(Saved entries)

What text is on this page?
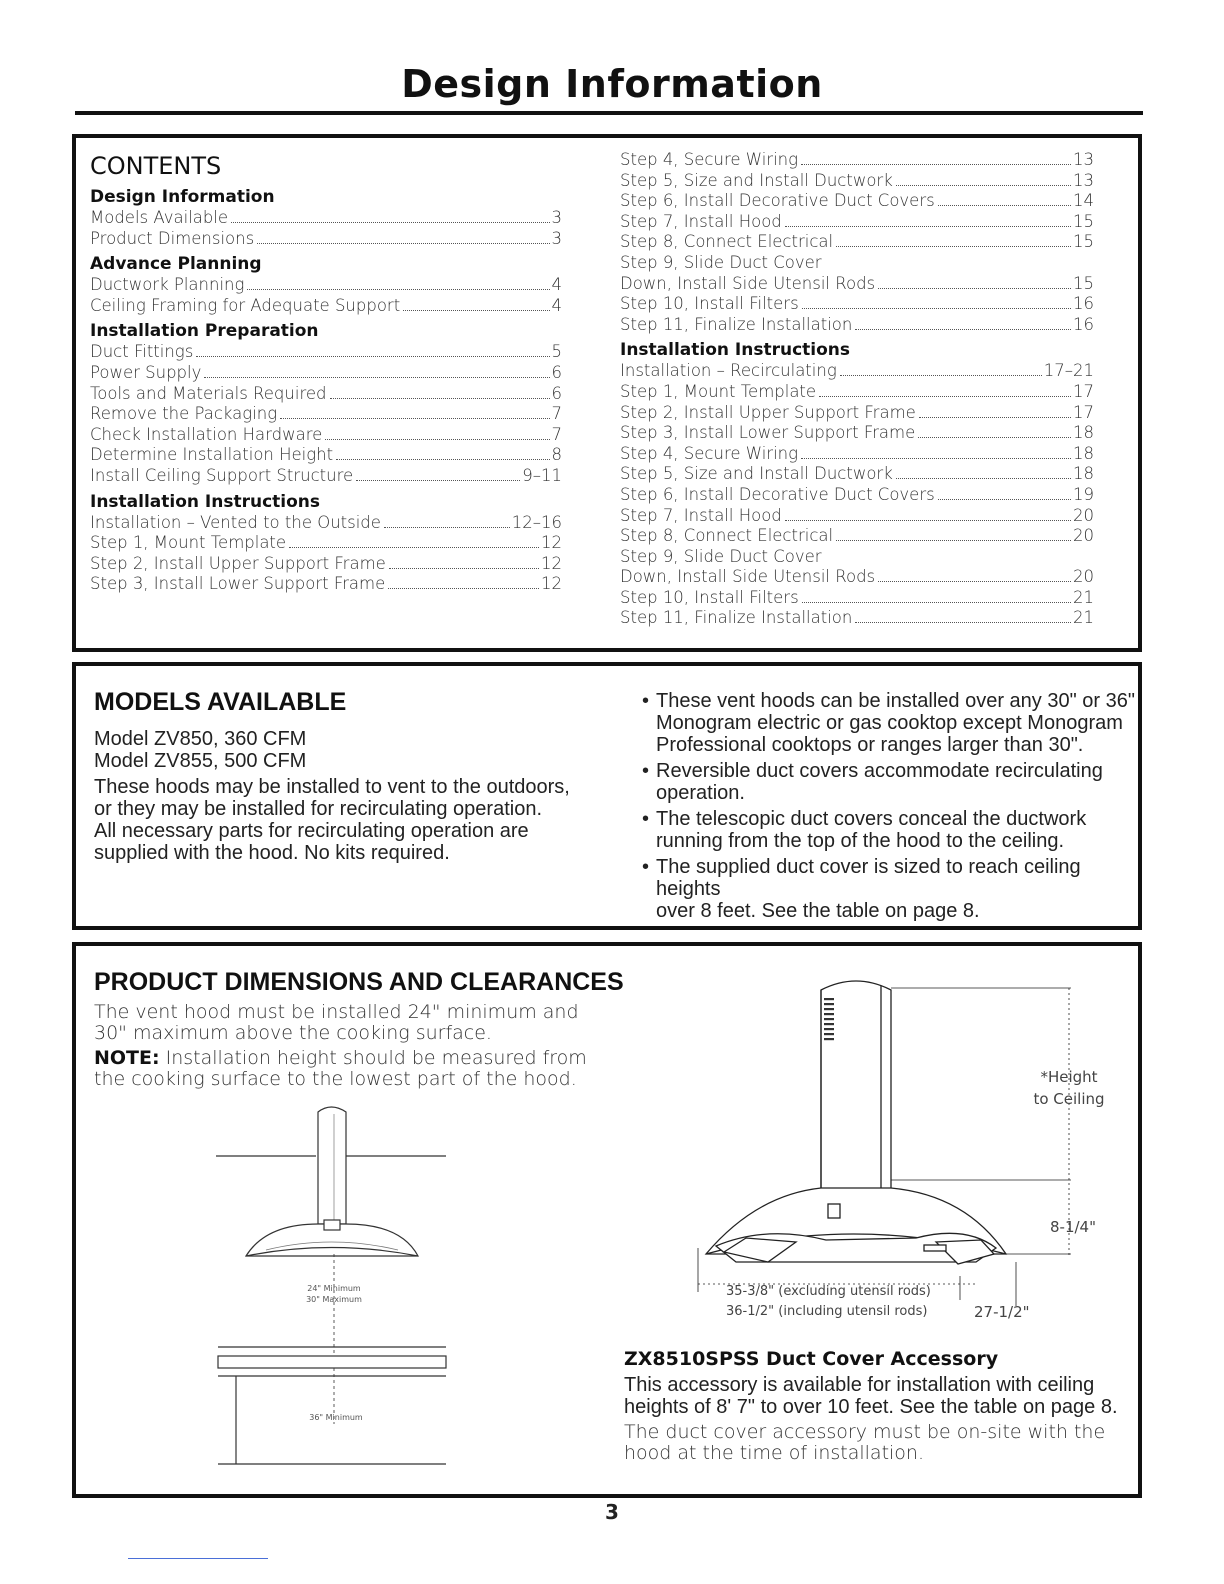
Design Information
CONTENTS
Design Information
Models Available	3
Product Dimensions	3
Advance Planning
Ductwork Planning	4
Ceiling Framing for Adequate Support	4
Installation Preparation
Duct Fittings	5
Power Supply	6
Tools and Materials Required	6
Remove the Packaging	7
Check Installation Hardware	7
Determine Installation Height	8
Install Ceiling Support Structure	9–11
Installation Instructions
Installation – Vented to the Outside	12–16
Step 1, Mount Template	12
Step 2, Install Upper Support Frame	12
Step 3, Install Lower Support Frame	12
Step 4, Secure Wiring	13
Step 5, Size and Install Ductwork	13
Step 6, Install Decorative Duct Covers	14
Step 7, Install Hood	15
Step 8, Connect Electrical	15
Step 9, Slide Duct Cover
Down, Install Side Utensil Rods	15
Step 10, Install Filters	16
Step 11, Finalize Installation	16
Installation Instructions
Installation – Recirculating	17–21
Step 1, Mount Template	17
Step 2, Install Upper Support Frame	17
Step 3, Install Lower Support Frame	18
Step 4, Secure Wiring	18
Step 5, Size and Install Ductwork	18
Step 6, Install Decorative Duct Covers	19
Step 7, Install Hood	20
Step 8, Connect Electrical	20
Step 9, Slide Duct Cover
Down, Install Side Utensil Rods	20
Step 10, Install Filters	21
Step 11, Finalize Installation	21
MODELS AVAILABLE
Model ZV850, 360 CFM
Model ZV855, 500 CFM
These hoods may be installed to vent to the outdoors,
or they may be installed for recirculating operation.
All necessary parts for recirculating operation are
supplied with the hood. No kits required.
• These vent hoods can be installed over any 30" or 36"
Monogram electric or gas cooktop except Monogram
Professional cooktops or ranges larger than 30".
• Reversible duct covers accommodate recirculating
operation.
• The telescopic duct covers conceal the ductwork
running from the top of the hood to the ceiling.
• The supplied duct cover is sized to reach ceiling heights
over 8 feet. See the table on page 8.
PRODUCT DIMENSIONS AND CLEARANCES
The vent hood must be installed 24" minimum and
30" maximum above the cooking surface.
NOTE: Installation height should be measured from
the cooking surface to the lowest part of the hood.
24" Minimum
30" Maximum
36" Minimum
*Height
to Ceiling
8-1/4"
35-3/8" (excluding utensil rods)
36-1/2" (including utensil rods)	27-1/2"
ZX8510SPSS Duct Cover Accessory
This accessory is available for installation with ceiling
heights of 8' 7" to over 10 feet. See the table on page 8.
The duct cover accessory must be on-site with the
hood at the time of installation.
3
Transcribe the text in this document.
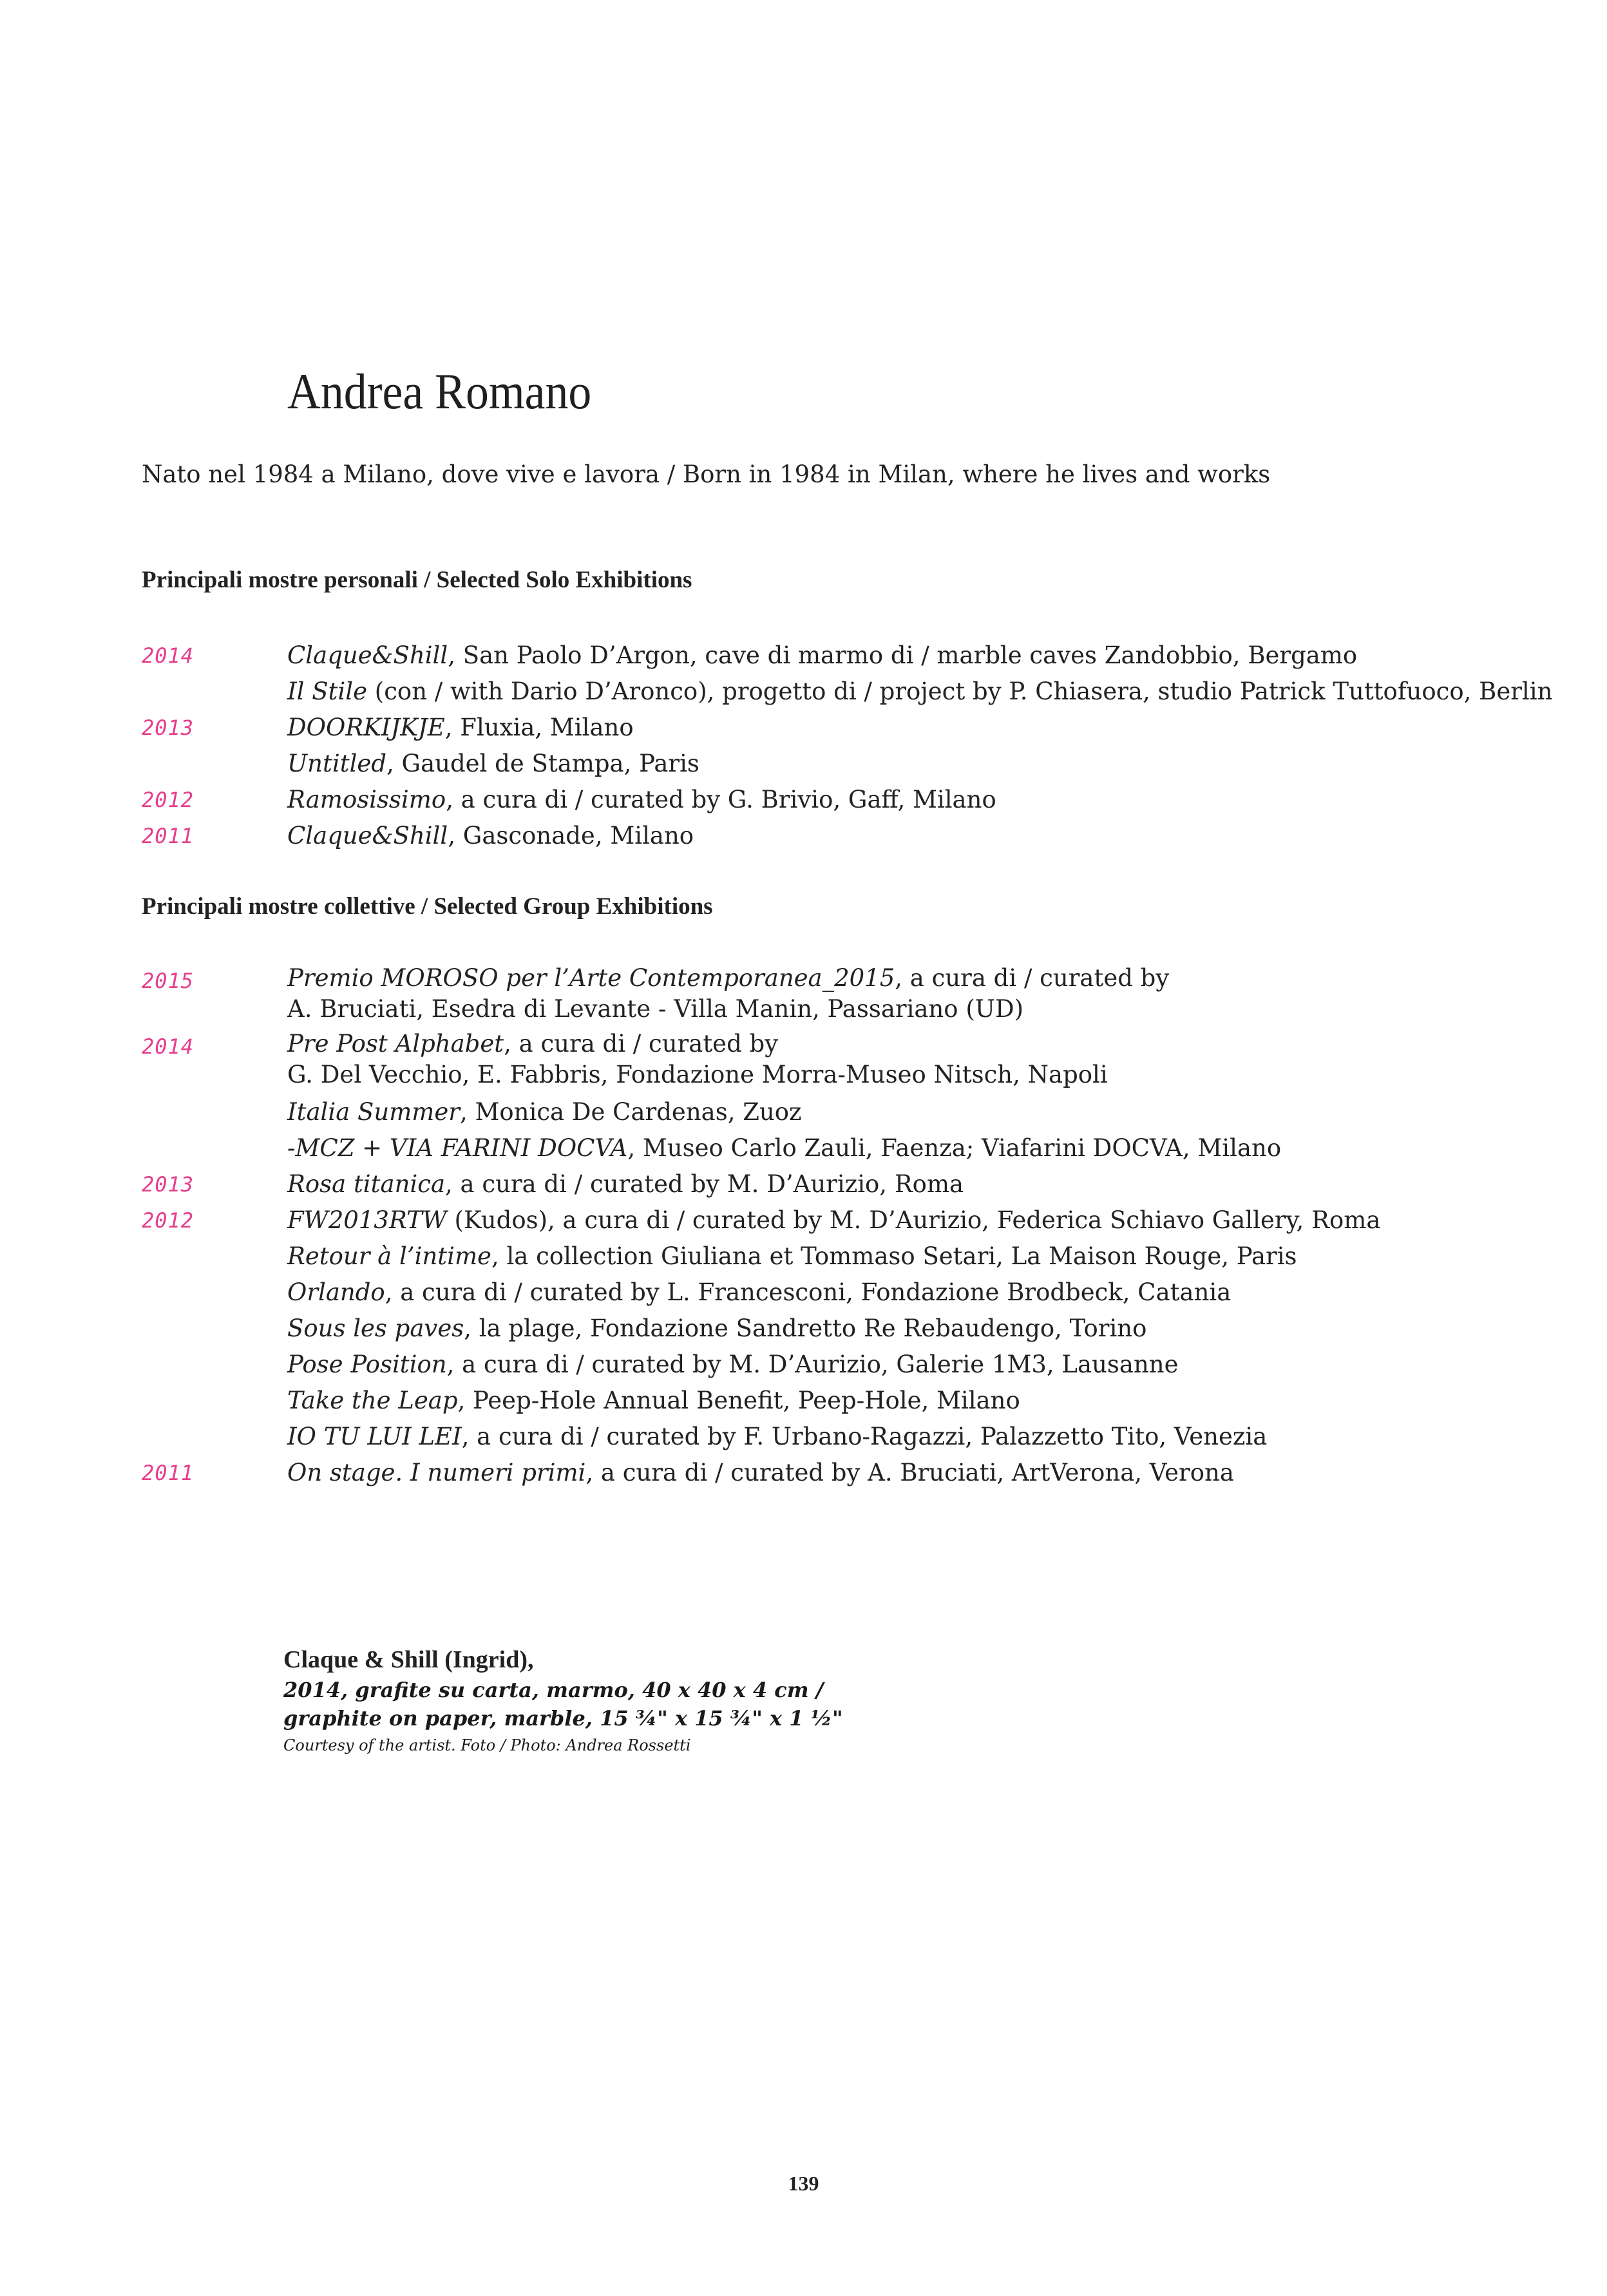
Andrea Romano
Nato nel 1984 a Milano, dove vive e lavora / Born in 1984 in Milan, where he lives and works
Principali mostre personali / Selected Solo Exhibitions
2014	Claque&Shill, San Paolo D’Argon, cave di marmo di / marble caves Zandobbio, Bergamo
Il Stile (con / with Dario D’Aronco), progetto di / project by P. Chiasera, studio Patrick Tuttofuoco, Berlin
2013	DOORKIJKJE, Fluxia, Milano
Untitled, Gaudel de Stampa, Paris
2012	Ramosissimo, a cura di / curated by G. Brivio, Gaff, Milano
2011	Claque&Shill, Gasconade, Milano
Principali mostre collettive / Selected Group Exhibitions
2015	Premio MOROSO per l’Arte Contemporanea_2015, a cura di / curated by
A. Bruciati, Esedra di Levante - Villa Manin, Passariano (UD)
2014	Pre Post Alphabet, a cura di / curated by
G. Del Vecchio, E. Fabbris, Fondazione Morra-Museo Nitsch, Napoli
Italia Summer, Monica De Cardenas, Zuoz
-MCZ + VIA FARINI DOCVA, Museo Carlo Zauli, Faenza; Viafarini DOCVA, Milano
2013	Rosa titanica, a cura di / curated by M. D’Aurizio, Roma
2012	FW2013RTW (Kudos), a cura di / curated by M. D’Aurizio, Federica Schiavo Gallery, Roma
Retour à l’intime, la collection Giuliana et Tommaso Setari, La Maison Rouge, Paris
Orlando, a cura di / curated by L. Francesconi, Fondazione Brodbeck, Catania
Sous les paves, la plage, Fondazione Sandretto Re Rebaudengo, Torino
Pose Position, a cura di / curated by M. D’Aurizio, Galerie 1M3, Lausanne
Take the Leap, Peep-Hole Annual Benefit, Peep-Hole, Milano
IO TU LUI LEI, a cura di / curated by F. Urbano-Ragazzi, Palazzetto Tito, Venezia
2011	On stage. I numeri primi, a cura di / curated by A. Bruciati, ArtVerona, Verona
Claque & Shill (Ingrid),
2014, grafite su carta, marmo, 40 x 40 x 4 cm /
graphite on paper, marble, 15 ¾" x 15 ¾" x 1 ½"
Courtesy of the artist. Foto / Photo: Andrea Rossetti
139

Written task =
State only the number of lines in these entries that contain "Electrical".

Reply to the exercise =
2